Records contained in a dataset
········

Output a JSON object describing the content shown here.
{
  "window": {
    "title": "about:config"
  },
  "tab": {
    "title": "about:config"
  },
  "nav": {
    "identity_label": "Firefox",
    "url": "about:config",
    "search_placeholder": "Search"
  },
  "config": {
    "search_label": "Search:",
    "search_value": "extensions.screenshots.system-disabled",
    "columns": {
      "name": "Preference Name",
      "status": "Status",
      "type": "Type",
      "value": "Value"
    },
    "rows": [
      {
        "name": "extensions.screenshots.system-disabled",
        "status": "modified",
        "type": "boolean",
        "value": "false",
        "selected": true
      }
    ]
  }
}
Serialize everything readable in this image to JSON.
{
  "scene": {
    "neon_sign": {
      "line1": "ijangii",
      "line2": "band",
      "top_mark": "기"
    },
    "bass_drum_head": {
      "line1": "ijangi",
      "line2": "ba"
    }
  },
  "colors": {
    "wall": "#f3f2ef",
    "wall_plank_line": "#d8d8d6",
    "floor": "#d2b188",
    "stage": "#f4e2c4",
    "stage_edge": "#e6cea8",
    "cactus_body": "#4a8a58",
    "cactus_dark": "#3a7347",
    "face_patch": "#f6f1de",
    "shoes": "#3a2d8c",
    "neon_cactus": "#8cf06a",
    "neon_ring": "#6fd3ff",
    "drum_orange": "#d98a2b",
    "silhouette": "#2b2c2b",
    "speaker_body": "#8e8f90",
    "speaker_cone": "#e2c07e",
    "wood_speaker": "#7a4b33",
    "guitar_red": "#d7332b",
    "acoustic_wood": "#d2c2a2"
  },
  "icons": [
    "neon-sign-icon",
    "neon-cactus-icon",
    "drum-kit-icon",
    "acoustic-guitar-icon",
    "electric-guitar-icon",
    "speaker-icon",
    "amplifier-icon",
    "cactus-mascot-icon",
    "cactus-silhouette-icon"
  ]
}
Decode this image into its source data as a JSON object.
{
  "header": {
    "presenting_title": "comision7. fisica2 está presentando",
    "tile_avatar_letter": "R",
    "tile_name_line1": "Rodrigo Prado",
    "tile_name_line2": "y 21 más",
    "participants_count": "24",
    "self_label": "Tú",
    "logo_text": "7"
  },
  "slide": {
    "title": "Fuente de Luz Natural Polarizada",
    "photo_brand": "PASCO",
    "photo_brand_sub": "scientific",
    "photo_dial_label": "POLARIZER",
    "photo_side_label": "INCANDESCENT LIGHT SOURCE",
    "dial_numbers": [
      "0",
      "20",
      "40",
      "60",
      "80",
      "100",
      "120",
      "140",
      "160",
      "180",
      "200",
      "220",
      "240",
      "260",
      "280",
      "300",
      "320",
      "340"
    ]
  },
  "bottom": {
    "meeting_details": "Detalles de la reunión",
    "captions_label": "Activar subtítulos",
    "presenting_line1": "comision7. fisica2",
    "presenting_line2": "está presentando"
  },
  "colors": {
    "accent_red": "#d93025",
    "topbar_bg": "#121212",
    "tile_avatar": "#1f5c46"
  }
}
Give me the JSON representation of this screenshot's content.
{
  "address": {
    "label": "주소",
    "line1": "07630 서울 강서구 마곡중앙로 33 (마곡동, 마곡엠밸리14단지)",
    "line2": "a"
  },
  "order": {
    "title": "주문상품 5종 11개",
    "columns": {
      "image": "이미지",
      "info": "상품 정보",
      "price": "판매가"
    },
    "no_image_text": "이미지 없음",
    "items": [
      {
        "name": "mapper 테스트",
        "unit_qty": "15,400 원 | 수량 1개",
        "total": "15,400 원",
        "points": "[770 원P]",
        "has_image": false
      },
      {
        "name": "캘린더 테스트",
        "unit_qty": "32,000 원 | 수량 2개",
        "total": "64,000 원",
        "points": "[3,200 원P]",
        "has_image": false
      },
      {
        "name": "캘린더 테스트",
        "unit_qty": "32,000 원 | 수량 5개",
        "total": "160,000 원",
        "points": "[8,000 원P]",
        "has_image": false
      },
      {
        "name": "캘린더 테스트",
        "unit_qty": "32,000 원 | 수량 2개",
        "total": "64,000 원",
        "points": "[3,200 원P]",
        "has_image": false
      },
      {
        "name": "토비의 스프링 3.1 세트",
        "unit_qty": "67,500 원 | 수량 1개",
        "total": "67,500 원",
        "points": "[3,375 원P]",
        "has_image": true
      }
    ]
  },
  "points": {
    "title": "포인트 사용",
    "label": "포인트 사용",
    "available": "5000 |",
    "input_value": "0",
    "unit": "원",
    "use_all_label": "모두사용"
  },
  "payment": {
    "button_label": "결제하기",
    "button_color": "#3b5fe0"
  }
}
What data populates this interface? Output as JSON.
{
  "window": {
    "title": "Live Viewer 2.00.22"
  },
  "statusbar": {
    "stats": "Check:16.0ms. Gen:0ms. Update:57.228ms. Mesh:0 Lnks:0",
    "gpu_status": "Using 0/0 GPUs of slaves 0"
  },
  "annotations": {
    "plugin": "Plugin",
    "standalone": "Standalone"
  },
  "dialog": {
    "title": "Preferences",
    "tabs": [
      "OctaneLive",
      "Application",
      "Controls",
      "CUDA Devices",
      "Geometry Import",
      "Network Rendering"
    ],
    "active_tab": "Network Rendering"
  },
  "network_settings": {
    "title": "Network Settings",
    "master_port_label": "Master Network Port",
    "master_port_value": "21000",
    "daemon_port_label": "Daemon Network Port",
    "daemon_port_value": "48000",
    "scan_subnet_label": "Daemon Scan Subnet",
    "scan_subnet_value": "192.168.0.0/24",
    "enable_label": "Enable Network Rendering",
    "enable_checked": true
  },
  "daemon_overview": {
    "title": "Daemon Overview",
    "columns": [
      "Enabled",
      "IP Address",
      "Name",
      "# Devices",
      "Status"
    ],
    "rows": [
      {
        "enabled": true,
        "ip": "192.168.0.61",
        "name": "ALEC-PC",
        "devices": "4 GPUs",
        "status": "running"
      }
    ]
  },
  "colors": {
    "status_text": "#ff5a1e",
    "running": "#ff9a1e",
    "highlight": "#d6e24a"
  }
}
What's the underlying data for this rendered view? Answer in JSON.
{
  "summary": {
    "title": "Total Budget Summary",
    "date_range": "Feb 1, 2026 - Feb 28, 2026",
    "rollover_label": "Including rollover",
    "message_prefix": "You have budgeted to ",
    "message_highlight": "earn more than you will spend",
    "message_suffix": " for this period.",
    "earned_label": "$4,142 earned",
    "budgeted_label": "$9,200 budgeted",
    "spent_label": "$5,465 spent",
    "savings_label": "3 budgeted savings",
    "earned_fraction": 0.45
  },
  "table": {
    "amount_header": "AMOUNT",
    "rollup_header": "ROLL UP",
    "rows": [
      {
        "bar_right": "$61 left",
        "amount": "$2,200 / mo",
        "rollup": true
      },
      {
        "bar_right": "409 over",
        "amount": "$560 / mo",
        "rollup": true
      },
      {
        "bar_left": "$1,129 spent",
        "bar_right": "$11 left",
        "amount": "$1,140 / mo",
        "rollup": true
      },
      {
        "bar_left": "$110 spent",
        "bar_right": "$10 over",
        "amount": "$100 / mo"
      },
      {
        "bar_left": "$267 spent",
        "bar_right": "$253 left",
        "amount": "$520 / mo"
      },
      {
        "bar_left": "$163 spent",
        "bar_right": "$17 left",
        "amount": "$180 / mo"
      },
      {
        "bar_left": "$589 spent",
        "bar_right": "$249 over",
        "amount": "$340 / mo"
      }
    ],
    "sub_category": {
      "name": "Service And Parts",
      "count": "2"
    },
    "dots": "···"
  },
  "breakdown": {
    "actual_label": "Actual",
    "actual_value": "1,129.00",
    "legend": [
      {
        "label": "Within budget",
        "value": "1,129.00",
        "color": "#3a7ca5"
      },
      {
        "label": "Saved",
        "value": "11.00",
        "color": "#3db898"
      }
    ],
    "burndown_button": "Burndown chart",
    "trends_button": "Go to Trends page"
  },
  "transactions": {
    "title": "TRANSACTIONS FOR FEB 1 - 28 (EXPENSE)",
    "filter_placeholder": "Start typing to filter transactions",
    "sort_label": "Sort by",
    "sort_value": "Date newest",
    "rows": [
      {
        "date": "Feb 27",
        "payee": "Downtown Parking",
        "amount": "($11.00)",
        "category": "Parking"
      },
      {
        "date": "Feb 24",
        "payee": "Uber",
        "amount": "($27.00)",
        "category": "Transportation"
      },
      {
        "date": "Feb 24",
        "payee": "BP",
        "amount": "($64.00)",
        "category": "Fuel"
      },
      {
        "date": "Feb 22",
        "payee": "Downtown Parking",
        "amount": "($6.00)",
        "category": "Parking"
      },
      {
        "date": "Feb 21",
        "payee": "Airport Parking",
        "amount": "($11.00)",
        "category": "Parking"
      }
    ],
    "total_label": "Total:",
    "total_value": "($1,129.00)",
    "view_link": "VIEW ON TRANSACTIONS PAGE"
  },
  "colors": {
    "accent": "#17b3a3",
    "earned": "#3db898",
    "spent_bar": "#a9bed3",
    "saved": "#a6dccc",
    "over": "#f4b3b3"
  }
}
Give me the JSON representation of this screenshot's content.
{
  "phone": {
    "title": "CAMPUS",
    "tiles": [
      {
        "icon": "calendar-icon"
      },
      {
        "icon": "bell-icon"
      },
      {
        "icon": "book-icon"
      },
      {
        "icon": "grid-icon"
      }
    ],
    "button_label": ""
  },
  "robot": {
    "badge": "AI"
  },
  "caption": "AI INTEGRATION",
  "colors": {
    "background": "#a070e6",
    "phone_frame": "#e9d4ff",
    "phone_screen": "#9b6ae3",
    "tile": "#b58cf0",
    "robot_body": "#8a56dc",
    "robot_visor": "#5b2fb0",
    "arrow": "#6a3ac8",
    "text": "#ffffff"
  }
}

········

§ WORK TO BE COMPLETED:
Only the number is wanted: how many lines in the entries above contain the word "disabled"?

§ RESULT FOR THIS TASK:
2